+++ SOURCE RECORDS

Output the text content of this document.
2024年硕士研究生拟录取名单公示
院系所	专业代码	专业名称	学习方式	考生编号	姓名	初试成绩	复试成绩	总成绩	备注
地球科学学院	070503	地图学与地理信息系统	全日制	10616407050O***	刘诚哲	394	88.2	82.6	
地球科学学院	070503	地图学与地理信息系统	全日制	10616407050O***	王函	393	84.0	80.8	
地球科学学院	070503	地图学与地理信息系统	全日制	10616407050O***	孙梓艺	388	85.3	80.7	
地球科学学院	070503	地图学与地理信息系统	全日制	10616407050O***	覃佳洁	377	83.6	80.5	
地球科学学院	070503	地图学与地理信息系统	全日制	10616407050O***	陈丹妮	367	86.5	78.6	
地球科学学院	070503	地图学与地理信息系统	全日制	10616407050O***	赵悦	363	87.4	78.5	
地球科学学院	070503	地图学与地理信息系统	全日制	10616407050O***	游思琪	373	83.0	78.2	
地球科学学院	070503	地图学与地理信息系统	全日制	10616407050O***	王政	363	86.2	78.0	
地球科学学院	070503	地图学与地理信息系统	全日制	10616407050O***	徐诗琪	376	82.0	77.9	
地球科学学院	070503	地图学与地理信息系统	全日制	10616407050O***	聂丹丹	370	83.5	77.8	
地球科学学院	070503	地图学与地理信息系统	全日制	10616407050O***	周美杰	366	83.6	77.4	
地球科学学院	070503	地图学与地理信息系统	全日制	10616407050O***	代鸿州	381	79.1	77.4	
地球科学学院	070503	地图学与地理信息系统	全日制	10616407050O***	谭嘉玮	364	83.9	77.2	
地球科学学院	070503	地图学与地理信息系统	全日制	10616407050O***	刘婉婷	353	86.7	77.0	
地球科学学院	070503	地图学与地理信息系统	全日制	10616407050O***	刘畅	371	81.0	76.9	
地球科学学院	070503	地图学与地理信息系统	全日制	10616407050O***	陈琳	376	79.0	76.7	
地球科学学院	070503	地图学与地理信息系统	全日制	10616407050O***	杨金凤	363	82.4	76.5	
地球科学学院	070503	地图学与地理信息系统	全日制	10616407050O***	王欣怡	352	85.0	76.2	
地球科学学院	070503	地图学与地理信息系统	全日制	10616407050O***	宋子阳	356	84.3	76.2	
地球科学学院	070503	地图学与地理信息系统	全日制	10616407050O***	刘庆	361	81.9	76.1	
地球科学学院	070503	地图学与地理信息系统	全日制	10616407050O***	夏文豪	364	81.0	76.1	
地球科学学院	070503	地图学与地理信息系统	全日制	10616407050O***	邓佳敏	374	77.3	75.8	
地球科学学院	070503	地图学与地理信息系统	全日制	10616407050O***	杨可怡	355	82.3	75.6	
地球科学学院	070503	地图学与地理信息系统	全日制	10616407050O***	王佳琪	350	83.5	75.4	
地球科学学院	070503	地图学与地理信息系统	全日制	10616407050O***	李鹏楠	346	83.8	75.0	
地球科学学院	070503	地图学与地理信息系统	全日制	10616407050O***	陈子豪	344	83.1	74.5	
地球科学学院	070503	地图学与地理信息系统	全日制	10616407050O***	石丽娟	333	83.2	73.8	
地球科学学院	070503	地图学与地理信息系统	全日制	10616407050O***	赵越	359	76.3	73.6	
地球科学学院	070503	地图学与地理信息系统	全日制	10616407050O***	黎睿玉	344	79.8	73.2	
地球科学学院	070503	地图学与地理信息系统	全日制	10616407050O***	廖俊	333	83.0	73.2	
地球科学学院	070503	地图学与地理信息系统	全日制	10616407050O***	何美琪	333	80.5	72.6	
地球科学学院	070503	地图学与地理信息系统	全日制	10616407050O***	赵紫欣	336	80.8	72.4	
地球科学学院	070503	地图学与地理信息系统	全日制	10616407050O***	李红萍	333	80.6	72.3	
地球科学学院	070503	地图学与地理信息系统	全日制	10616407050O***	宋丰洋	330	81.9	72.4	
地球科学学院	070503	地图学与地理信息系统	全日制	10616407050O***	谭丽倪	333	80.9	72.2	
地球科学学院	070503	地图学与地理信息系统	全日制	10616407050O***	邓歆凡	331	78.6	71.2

++++++

Print all of the entries again, exactly as written.

Output the text content of this document.
2024年硕士研究生拟录取名单公示
院系所	专业代码	专业名称	学习方式	考生编号	姓名	初试成绩	复试成绩	总成绩	备注
地球科学学院	070503	地图学与地理信息系统	全日制	10616407050O***	刘诚哲	394	88.2	82.6	
地球科学学院	070503	地图学与地理信息系统	全日制	10616407050O***	王函	393	84.0	80.8	
地球科学学院	070503	地图学与地理信息系统	全日制	10616407050O***	孙梓艺	388	85.3	80.7	
地球科学学院	070503	地图学与地理信息系统	全日制	10616407050O***	覃佳洁	377	83.6	80.5	
地球科学学院	070503	地图学与地理信息系统	全日制	10616407050O***	陈丹妮	367	86.5	78.6	
地球科学学院	070503	地图学与地理信息系统	全日制	10616407050O***	赵悦	363	87.4	78.5	
地球科学学院	070503	地图学与地理信息系统	全日制	10616407050O***	游思琪	373	83.0	78.2	
地球科学学院	070503	地图学与地理信息系统	全日制	10616407050O***	王政	363	86.2	78.0	
地球科学学院	070503	地图学与地理信息系统	全日制	10616407050O***	徐诗琪	376	82.0	77.9	
地球科学学院	070503	地图学与地理信息系统	全日制	10616407050O***	聂丹丹	370	83.5	77.8	
地球科学学院	070503	地图学与地理信息系统	全日制	10616407050O***	周美杰	366	83.6	77.4	
地球科学学院	070503	地图学与地理信息系统	全日制	10616407050O***	代鸿州	381	79.1	77.4	
地球科学学院	070503	地图学与地理信息系统	全日制	10616407050O***	谭嘉玮	364	83.9	77.2	
地球科学学院	070503	地图学与地理信息系统	全日制	10616407050O***	刘婉婷	353	86.7	77.0	
地球科学学院	070503	地图学与地理信息系统	全日制	10616407050O***	刘畅	371	81.0	76.9	
地球科学学院	070503	地图学与地理信息系统	全日制	10616407050O***	陈琳	376	79.0	76.7	
地球科学学院	070503	地图学与地理信息系统	全日制	10616407050O***	杨金凤	363	82.4	76.5	
地球科学学院	070503	地图学与地理信息系统	全日制	10616407050O***	王欣怡	352	85.0	76.2	
地球科学学院	070503	地图学与地理信息系统	全日制	10616407050O***	宋子阳	356	84.3	76.2	
地球科学学院	070503	地图学与地理信息系统	全日制	10616407050O***	刘庆	361	81.9	76.1	
地球科学学院	070503	地图学与地理信息系统	全日制	10616407050O***	夏文豪	364	81.0	76.1	
地球科学学院	070503	地图学与地理信息系统	全日制	10616407050O***	邓佳敏	374	77.3	75.8	
地球科学学院	070503	地图学与地理信息系统	全日制	10616407050O***	杨可怡	355	82.3	75.6	
地球科学学院	070503	地图学与地理信息系统	全日制	10616407050O***	王佳琪	350	83.5	75.4	
地球科学学院	070503	地图学与地理信息系统	全日制	10616407050O***	李鹏楠	346	83.8	75.0	
地球科学学院	070503	地图学与地理信息系统	全日制	10616407050O***	陈子豪	344	83.1	74.5	
地球科学学院	070503	地图学与地理信息系统	全日制	10616407050O***	石丽娟	333	83.2	73.8	
地球科学学院	070503	地图学与地理信息系统	全日制	10616407050O***	赵越	359	76.3	73.6	
地球科学学院	070503	地图学与地理信息系统	全日制	10616407050O***	黎睿玉	344	79.8	73.2	
地球科学学院	070503	地图学与地理信息系统	全日制	10616407050O***	廖俊	333	83.0	73.2	
地球科学学院	070503	地图学与地理信息系统	全日制	10616407050O***	何美琪	333	80.5	72.6	
地球科学学院	070503	地图学与地理信息系统	全日制	10616407050O***	赵紫欣	336	80.8	72.4	
地球科学学院	070503	地图学与地理信息系统	全日制	10616407050O***	李红萍	333	80.6	72.3	
地球科学学院	070503	地图学与地理信息系统	全日制	10616407050O***	宋丰洋	330	81.9	72.4	
地球科学学院	070503	地图学与地理信息系统	全日制	10616407050O***	谭丽倪	333	80.9	72.2	
地球科学学院	070503	地图学与地理信息系统	全日制	10616407050O***	邓歆凡	331	78.6	71.2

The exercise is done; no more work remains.